Dataset entries:
┄┄┄┄┄┄┄┄┄┄┄┄┄┄┄┄┄┄┄┄

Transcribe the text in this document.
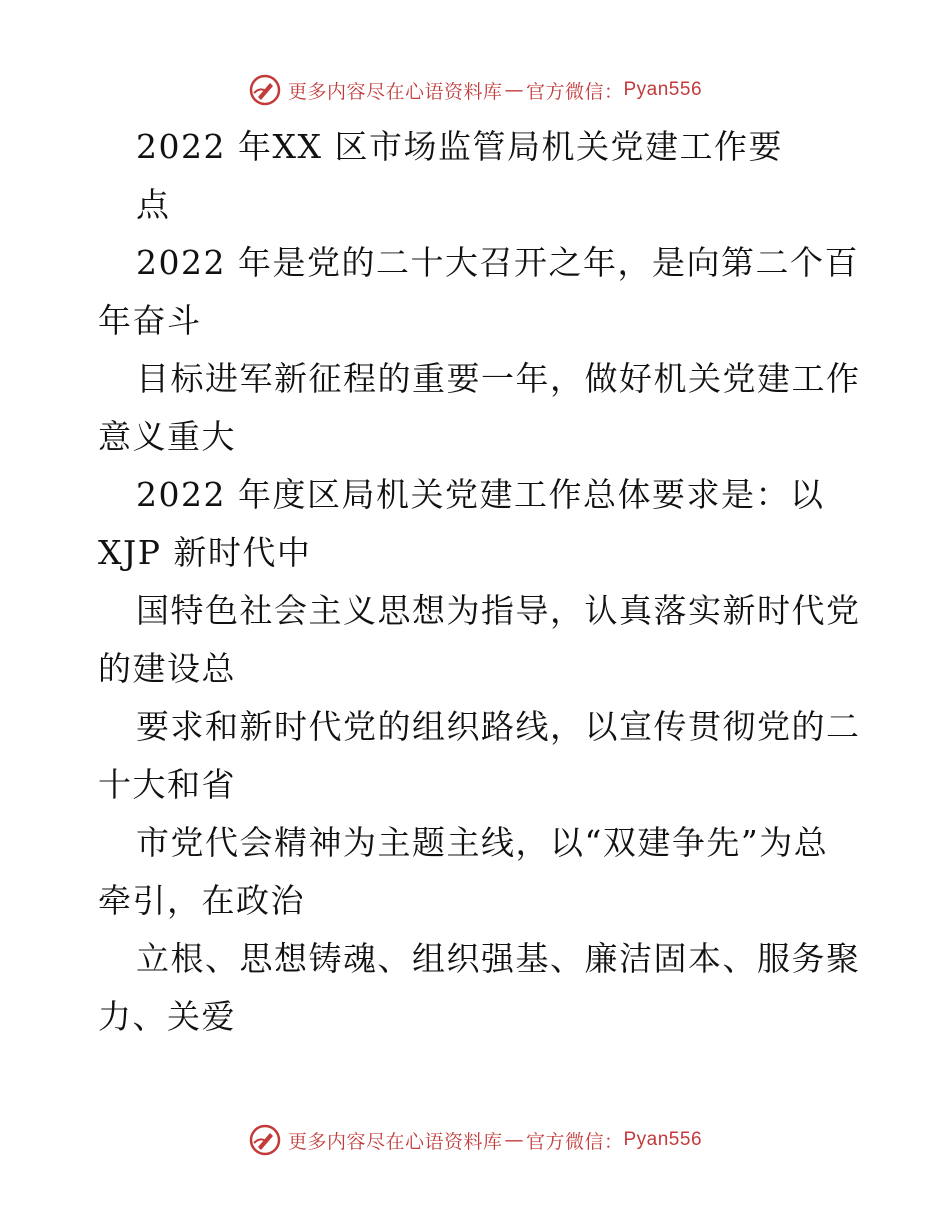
更多内容尽在心语资料库 — 官方微信： Pyan556
2022 年XX 区市场监管局机关党建工作要
点
2022 年是党的二十大召开之年，是向第二个百
年奋斗
目标进军新征程的重要一年，做好机关党建工作
意义重大
2022 年度区局机关党建工作总体要求是：以
XJP 新时代中
国特色社会主义思想为指导，认真落实新时代党
的建设总
要求和新时代党的组织路线，以宣传贯彻党的二
十大和省
市党代会精神为主题主线，以“双建争先”为总
牵引，在政治
立根、思想铸魂、组织强基、廉洁固本、服务聚
力、关爱
更多内容尽在心语资料库 — 官方微信： Pyan556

┄┄┄┄┄┄┄┄┄┄┄┄┄┄┄┄┄┄┄┄

Task: All entries are to be retyped exactly. Omit any embedded images.

Task answer:
Transcribe the text in this document.
更多内容尽在心语资料库 — 官方微信： Pyan556
2022 年XX 区市场监管局机关党建工作要
点
2022 年是党的二十大召开之年，是向第二个百
年奋斗
目标进军新征程的重要一年，做好机关党建工作
意义重大
2022 年度区局机关党建工作总体要求是：以
XJP 新时代中
国特色社会主义思想为指导，认真落实新时代党
的建设总
要求和新时代党的组织路线，以宣传贯彻党的二
十大和省
市党代会精神为主题主线，以“双建争先”为总
牵引，在政治
立根、思想铸魂、组织强基、廉洁固本、服务聚
力、关爱
更多内容尽在心语资料库 — 官方微信： Pyan556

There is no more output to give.